● Records from a data source
______________________________

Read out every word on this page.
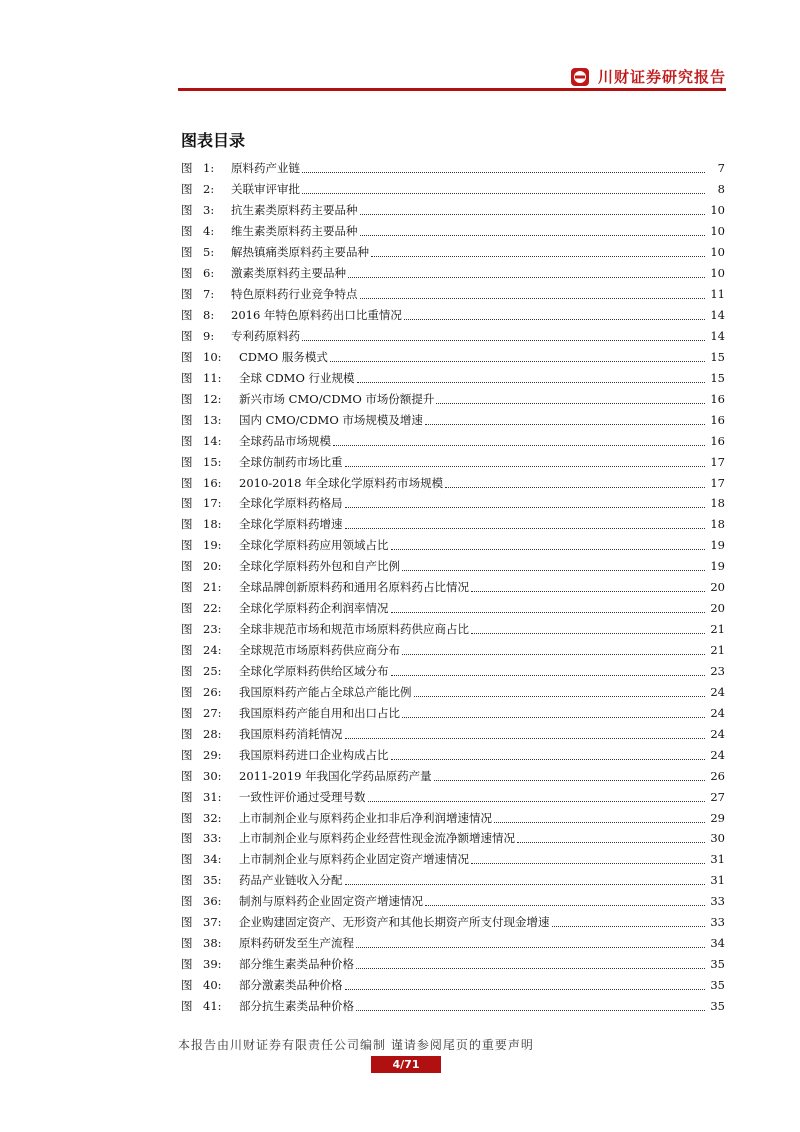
川财证券研究报告
图表目录
图 1:	原料药产业链	7
图 2:	关联审评审批	8
图 3:	抗生素类原料药主要品种	10
图 4:	维生素类原料药主要品种	10
图 5:	解热镇痛类原料药主要品种	10
图 6:	激素类原料药主要品种	10
图 7:	特色原料药行业竞争特点	11
图 8:	2016 年特色原料药出口比重情况	14
图 9:	专利药原料药	14
图 10:	CDMO 服务模式	15
图 11:	全球 CDMO 行业规模	15
图 12:	新兴市场 CMO/CDMO 市场份额提升	16
图 13:	国内 CMO/CDMO 市场规模及增速	16
图 14:	全球药品市场规模	16
图 15:	全球仿制药市场比重	17
图 16:	2010-2018 年全球化学原料药市场规模	17
图 17:	全球化学原料药格局	18
图 18:	全球化学原料药增速	18
图 19:	全球化学原料药应用领域占比	19
图 20:	全球化学原料药外包和自产比例	19
图 21:	全球品牌创新原料药和通用名原料药占比情况	20
图 22:	全球化学原料药企利润率情况	20
图 23:	全球非规范市场和规范市场原料药供应商占比	21
图 24:	全球规范市场原料药供应商分布	21
图 25:	全球化学原料药供给区域分布	23
图 26:	我国原料药产能占全球总产能比例	24
图 27:	我国原料药产能自用和出口占比	24
图 28:	我国原料药消耗情况	24
图 29:	我国原料药进口企业构成占比	24
图 30:	2011-2019 年我国化学药品原药产量	26
图 31:	一致性评价通过受理号数	27
图 32:	上市制剂企业与原料药企业扣非后净利润增速情况	29
图 33:	上市制剂企业与原料药企业经营性现金流净额增速情况	30
图 34:	上市制剂企业与原料药企业固定资产增速情况	31
图 35:	药品产业链收入分配	31
图 36:	制剂与原料药企业固定资产增速情况	33
图 37:	企业购建固定资产、无形资产和其他长期资产所支付现金增速	33
图 38:	原料药研发至生产流程	34
图 39:	部分维生素类品种价格	35
图 40:	部分激素类品种价格	35
图 41:	部分抗生素类品种价格	35
本报告由川财证券有限责任公司编制 谨请参阅尾页的重要声明
4/71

______________________________

● PROBLEM REQUIREMENTS
Copy the material above in full and exactly, skipping pictures.

● FINISHED ANSWER
Read out every word on this page.
川财证券研究报告
图表目录
图 1:	原料药产业链	7
图 2:	关联审评审批	8
图 3:	抗生素类原料药主要品种	10
图 4:	维生素类原料药主要品种	10
图 5:	解热镇痛类原料药主要品种	10
图 6:	激素类原料药主要品种	10
图 7:	特色原料药行业竞争特点	11
图 8:	2016 年特色原料药出口比重情况	14
图 9:	专利药原料药	14
图 10:	CDMO 服务模式	15
图 11:	全球 CDMO 行业规模	15
图 12:	新兴市场 CMO/CDMO 市场份额提升	16
图 13:	国内 CMO/CDMO 市场规模及增速	16
图 14:	全球药品市场规模	16
图 15:	全球仿制药市场比重	17
图 16:	2010-2018 年全球化学原料药市场规模	17
图 17:	全球化学原料药格局	18
图 18:	全球化学原料药增速	18
图 19:	全球化学原料药应用领域占比	19
图 20:	全球化学原料药外包和自产比例	19
图 21:	全球品牌创新原料药和通用名原料药占比情况	20
图 22:	全球化学原料药企利润率情况	20
图 23:	全球非规范市场和规范市场原料药供应商占比	21
图 24:	全球规范市场原料药供应商分布	21
图 25:	全球化学原料药供给区域分布	23
图 26:	我国原料药产能占全球总产能比例	24
图 27:	我国原料药产能自用和出口占比	24
图 28:	我国原料药消耗情况	24
图 29:	我国原料药进口企业构成占比	24
图 30:	2011-2019 年我国化学药品原药产量	26
图 31:	一致性评价通过受理号数	27
图 32:	上市制剂企业与原料药企业扣非后净利润增速情况	29
图 33:	上市制剂企业与原料药企业经营性现金流净额增速情况	30
图 34:	上市制剂企业与原料药企业固定资产增速情况	31
图 35:	药品产业链收入分配	31
图 36:	制剂与原料药企业固定资产增速情况	33
图 37:	企业购建固定资产、无形资产和其他长期资产所支付现金增速	33
图 38:	原料药研发至生产流程	34
图 39:	部分维生素类品种价格	35
图 40:	部分激素类品种价格	35
图 41:	部分抗生素类品种价格	35
本报告由川财证券有限责任公司编制 谨请参阅尾页的重要声明
4/71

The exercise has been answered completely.